→ THE TASK
Within the records that follow, find every line containing the string "Basil". Copy those lines.
◇ ◇ ◇ ◇
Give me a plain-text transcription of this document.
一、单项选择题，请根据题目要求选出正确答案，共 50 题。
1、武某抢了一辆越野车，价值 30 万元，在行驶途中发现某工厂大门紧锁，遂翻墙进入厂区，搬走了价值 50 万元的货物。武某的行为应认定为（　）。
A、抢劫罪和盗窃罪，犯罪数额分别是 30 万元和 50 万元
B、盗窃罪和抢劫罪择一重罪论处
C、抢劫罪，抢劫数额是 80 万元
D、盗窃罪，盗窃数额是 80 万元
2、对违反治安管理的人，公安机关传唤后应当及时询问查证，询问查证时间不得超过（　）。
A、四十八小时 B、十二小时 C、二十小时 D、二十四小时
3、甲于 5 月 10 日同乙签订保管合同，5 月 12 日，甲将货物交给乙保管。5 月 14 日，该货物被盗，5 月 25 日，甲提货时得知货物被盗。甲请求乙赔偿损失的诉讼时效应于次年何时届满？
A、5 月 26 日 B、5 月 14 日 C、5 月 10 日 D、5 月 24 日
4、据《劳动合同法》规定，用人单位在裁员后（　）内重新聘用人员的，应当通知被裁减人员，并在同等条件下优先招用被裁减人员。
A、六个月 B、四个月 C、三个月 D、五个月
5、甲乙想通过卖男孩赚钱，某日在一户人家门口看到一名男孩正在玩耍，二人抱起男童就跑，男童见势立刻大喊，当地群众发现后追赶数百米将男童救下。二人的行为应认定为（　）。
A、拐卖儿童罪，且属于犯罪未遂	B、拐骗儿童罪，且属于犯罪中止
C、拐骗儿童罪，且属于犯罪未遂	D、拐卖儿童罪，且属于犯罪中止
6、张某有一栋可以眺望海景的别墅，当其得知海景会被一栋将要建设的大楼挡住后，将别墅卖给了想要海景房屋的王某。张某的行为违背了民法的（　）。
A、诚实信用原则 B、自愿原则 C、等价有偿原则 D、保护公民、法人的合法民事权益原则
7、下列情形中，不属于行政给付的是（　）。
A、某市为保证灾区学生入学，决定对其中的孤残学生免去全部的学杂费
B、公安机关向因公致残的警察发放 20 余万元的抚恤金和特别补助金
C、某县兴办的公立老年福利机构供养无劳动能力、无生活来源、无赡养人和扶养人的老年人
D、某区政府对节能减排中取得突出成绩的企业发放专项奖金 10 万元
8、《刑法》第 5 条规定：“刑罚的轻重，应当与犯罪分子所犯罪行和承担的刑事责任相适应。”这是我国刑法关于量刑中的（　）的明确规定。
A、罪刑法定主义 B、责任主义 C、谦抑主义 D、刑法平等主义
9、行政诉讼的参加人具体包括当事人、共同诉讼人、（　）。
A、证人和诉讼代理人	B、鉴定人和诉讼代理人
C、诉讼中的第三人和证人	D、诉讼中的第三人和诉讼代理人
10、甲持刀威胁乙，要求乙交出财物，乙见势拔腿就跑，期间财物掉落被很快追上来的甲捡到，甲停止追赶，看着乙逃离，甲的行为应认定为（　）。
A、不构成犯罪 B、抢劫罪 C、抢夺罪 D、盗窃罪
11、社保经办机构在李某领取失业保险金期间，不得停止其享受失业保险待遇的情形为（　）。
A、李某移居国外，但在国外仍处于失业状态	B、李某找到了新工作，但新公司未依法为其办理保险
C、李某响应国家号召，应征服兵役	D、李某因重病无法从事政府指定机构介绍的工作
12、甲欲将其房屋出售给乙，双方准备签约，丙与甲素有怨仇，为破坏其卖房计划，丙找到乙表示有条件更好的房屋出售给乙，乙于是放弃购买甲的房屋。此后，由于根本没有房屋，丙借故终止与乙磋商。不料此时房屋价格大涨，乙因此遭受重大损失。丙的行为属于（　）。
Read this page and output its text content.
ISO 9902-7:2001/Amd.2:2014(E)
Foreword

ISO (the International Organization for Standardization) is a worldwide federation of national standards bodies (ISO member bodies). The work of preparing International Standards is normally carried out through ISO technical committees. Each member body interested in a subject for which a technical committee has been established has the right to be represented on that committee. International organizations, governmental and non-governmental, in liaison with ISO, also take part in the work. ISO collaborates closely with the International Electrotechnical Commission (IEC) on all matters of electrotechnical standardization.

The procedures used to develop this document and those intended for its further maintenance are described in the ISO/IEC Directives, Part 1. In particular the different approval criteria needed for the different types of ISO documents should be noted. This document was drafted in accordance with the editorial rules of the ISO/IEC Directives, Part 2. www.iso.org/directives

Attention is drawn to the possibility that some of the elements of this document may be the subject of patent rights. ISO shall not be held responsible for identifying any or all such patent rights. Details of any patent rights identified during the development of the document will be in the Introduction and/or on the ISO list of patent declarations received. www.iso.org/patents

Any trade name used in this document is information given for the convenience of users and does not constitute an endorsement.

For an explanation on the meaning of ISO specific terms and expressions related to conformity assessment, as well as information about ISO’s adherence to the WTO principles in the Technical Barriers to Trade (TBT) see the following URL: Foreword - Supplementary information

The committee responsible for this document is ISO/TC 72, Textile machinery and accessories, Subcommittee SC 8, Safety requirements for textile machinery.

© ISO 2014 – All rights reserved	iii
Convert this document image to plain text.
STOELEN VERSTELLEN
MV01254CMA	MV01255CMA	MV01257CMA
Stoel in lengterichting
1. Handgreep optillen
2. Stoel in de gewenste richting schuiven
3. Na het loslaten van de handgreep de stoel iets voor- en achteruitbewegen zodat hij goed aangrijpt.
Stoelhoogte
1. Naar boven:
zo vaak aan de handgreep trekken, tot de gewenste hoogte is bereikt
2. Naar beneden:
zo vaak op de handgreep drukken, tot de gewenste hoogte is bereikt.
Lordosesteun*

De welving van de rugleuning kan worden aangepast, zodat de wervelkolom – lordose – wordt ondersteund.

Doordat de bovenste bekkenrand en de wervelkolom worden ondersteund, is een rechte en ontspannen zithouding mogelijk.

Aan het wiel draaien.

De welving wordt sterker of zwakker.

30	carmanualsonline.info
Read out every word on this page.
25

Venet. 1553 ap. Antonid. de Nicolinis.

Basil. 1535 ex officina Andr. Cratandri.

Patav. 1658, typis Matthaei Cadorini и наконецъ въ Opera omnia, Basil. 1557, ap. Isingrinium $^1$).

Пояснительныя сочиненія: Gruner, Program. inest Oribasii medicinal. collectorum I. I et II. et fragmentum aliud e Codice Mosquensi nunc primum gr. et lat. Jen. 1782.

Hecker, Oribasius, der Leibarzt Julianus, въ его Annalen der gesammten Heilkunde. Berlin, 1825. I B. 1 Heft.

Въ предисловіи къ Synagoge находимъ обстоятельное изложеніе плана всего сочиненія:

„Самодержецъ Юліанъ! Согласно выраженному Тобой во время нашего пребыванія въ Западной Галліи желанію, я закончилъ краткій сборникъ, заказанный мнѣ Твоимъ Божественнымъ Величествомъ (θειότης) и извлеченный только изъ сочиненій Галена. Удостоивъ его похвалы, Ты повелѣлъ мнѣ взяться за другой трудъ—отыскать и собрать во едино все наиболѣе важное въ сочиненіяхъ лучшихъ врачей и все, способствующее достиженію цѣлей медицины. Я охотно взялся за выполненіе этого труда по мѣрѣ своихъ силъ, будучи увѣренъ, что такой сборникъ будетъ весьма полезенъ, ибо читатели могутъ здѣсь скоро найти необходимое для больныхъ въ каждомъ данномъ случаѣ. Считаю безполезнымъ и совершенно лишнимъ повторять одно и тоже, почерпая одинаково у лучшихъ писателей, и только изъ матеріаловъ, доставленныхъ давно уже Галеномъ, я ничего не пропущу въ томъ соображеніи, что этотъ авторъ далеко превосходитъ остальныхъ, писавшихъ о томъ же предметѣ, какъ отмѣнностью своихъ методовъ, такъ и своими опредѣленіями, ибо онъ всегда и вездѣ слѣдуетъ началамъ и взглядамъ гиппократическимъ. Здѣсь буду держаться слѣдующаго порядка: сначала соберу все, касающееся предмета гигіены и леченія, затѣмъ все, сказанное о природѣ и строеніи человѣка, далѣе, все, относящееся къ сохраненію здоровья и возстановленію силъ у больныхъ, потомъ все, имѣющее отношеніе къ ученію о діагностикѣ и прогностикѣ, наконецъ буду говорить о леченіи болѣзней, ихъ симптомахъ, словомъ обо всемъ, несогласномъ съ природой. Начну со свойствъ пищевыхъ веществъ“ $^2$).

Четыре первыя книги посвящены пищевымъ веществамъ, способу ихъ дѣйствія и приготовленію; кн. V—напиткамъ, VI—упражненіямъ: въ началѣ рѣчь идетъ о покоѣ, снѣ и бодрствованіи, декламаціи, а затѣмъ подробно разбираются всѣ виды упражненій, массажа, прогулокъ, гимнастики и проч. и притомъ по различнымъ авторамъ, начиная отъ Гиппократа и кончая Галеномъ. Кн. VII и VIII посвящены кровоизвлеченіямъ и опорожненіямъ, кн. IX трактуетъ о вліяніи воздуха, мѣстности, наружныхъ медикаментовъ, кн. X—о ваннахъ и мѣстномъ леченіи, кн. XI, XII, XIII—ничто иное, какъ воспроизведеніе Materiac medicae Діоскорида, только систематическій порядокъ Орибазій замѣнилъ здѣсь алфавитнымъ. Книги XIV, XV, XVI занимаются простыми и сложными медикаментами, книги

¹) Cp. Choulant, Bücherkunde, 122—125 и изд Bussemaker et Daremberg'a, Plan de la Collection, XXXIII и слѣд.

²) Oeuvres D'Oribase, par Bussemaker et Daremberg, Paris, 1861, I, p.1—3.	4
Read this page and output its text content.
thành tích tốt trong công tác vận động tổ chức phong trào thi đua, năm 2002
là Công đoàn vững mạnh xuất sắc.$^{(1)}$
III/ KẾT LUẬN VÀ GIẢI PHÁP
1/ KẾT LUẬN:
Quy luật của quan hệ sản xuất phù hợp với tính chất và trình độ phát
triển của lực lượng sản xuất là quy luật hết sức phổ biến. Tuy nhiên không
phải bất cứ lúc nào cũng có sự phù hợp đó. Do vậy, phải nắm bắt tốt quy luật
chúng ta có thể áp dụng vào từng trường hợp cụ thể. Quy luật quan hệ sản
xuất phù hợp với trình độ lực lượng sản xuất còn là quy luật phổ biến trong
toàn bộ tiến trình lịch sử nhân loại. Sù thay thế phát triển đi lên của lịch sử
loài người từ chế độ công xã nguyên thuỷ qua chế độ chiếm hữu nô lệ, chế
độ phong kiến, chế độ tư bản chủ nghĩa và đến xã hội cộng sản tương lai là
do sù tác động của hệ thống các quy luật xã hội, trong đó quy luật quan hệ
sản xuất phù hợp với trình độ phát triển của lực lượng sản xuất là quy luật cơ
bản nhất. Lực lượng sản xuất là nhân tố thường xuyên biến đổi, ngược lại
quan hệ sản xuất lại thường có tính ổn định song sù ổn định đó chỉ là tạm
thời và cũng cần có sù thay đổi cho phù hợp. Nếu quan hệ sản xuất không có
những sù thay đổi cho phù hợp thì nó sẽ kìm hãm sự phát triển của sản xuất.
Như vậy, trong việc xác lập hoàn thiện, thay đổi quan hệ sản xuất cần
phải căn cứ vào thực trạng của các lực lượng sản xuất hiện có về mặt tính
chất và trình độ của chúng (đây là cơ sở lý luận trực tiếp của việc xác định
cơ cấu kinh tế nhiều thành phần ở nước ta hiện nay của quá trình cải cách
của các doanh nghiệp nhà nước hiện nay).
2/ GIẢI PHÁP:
◇ ◇ ◇ ◇
→ WRITTEN RESPONSE
Basil. 1535 ex officina Andr. Cratandri.
Patav. 1658, typis Matthaei Cadorini и наконецъ въ Opera omnia, Basil. 1557, ap. Isingrinium $^1$).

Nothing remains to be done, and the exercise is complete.